- Exercise inputs -
——————

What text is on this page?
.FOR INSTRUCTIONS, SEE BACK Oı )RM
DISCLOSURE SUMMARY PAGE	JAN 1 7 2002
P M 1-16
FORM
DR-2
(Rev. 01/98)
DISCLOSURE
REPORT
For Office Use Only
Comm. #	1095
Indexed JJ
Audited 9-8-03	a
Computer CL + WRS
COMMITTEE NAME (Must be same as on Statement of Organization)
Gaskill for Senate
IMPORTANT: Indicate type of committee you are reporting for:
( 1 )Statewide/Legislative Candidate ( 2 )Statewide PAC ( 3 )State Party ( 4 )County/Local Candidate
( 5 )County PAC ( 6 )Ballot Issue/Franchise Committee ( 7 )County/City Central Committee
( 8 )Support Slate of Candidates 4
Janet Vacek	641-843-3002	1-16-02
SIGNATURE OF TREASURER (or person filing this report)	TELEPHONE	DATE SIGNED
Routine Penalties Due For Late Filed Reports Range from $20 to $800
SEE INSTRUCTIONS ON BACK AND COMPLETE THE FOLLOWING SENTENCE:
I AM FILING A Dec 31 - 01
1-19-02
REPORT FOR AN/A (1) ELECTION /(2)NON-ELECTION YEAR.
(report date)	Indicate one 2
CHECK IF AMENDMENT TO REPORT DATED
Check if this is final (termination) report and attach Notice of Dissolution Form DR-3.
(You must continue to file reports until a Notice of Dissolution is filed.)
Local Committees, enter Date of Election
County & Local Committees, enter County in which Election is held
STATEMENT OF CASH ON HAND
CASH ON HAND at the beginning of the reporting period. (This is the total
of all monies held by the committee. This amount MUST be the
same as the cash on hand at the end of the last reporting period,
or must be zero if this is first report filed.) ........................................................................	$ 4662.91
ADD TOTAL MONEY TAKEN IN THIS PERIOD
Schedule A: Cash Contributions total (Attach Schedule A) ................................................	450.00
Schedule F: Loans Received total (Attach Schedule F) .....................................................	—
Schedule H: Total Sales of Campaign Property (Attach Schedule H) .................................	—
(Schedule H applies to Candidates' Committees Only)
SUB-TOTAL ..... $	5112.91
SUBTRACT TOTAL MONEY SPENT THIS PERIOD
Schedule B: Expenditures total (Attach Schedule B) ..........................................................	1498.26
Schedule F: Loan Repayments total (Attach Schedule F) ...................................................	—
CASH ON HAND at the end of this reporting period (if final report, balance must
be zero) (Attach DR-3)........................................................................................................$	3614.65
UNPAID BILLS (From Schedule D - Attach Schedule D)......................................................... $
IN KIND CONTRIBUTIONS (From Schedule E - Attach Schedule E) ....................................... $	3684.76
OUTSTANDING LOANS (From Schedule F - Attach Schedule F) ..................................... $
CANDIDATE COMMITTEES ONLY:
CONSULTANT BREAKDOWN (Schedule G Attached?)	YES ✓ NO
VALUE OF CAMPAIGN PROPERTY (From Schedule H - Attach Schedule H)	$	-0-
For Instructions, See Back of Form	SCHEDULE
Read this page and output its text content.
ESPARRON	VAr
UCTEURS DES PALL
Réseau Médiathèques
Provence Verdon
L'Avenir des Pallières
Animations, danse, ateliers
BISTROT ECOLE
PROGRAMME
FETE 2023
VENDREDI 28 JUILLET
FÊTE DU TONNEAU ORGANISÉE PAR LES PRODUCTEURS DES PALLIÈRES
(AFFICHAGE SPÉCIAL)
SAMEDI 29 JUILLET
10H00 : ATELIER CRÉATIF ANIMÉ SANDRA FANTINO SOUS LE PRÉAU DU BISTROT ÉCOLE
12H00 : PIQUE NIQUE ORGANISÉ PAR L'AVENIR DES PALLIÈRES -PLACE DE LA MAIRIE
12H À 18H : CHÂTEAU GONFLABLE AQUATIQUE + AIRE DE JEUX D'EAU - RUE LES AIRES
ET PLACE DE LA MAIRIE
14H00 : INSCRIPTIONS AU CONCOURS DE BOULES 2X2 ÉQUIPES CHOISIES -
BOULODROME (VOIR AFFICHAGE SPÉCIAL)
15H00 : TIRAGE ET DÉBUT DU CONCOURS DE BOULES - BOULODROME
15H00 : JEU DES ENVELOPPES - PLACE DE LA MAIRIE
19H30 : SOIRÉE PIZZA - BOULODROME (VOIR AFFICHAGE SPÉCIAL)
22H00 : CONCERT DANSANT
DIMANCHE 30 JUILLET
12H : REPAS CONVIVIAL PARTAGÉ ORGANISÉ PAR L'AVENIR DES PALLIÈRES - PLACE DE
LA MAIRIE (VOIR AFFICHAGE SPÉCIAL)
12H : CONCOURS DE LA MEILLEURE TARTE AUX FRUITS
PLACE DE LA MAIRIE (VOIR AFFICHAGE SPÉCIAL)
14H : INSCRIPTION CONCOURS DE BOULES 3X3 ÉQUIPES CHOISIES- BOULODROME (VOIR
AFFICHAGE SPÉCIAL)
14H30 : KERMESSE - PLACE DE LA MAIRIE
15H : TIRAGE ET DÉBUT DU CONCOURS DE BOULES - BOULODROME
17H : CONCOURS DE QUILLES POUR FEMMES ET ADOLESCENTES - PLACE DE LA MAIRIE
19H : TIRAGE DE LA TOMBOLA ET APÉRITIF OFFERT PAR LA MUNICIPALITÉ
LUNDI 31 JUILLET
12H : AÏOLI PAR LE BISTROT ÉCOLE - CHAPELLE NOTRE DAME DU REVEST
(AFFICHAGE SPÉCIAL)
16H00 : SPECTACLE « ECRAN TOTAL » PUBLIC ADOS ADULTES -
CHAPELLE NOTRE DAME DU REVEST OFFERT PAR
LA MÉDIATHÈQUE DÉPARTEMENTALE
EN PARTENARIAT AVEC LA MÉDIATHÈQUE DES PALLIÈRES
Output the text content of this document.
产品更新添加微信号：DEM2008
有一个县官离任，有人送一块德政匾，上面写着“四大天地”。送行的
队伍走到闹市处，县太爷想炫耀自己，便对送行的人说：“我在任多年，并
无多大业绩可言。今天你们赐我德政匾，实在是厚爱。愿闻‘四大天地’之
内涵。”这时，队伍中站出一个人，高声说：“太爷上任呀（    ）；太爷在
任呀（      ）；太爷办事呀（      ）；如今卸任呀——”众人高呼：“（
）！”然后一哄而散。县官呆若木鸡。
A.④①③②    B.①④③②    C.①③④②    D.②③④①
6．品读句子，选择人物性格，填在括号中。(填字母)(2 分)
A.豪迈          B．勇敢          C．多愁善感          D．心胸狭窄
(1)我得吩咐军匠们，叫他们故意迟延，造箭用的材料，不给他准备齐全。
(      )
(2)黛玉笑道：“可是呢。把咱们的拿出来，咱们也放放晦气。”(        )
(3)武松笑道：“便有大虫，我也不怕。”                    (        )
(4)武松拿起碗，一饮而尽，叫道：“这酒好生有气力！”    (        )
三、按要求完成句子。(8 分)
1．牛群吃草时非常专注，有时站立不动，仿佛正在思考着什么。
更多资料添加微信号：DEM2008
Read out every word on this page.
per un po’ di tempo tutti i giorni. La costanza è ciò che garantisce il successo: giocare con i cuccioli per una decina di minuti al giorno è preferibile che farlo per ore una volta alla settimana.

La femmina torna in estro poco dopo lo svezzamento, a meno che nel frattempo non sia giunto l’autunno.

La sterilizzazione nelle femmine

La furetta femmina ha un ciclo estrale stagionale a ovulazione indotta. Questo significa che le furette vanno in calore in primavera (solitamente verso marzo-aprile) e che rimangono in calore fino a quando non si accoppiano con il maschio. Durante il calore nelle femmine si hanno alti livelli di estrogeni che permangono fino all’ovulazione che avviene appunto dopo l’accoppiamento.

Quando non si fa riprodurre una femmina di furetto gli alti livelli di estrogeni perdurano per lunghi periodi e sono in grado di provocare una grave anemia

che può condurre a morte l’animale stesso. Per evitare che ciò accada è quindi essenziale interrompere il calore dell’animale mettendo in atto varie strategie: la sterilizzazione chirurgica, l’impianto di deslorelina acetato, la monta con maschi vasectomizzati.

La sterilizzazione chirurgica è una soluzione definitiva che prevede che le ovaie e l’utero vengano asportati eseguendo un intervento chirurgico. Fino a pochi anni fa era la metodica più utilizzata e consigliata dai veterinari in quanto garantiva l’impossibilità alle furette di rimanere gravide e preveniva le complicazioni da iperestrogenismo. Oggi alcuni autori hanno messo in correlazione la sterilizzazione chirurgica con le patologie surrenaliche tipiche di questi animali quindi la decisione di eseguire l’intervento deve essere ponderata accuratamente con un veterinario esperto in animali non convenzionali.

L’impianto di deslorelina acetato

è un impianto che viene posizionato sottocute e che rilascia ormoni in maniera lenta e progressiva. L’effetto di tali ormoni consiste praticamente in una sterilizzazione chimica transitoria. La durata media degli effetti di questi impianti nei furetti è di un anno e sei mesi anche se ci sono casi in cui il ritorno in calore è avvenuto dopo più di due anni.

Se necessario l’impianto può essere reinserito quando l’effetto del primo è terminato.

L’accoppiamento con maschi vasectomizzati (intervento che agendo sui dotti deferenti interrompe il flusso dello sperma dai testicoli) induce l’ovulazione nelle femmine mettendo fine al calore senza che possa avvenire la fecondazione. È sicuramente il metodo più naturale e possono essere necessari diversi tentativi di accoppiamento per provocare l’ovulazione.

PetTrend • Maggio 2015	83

——————

- Directions for this task -
Return each line of the listing that holds the string "effetto".

- Result for this exercise -
è un impianto che viene posizionato sottocute e che rilascia ormoni in maniera lenta e progressiva. L’effetto di tali ormoni consiste praticamente in una sterilizzazione chimica transitoria. La durata media degli effetti di questi impianti nei furetti è di un anno e sei mesi anche se ci sono casi in cui il ritorno in calore è avvenuto dopo più di due anni.
Se necessario l’impianto può essere reinserito quando l’effetto del primo è terminato.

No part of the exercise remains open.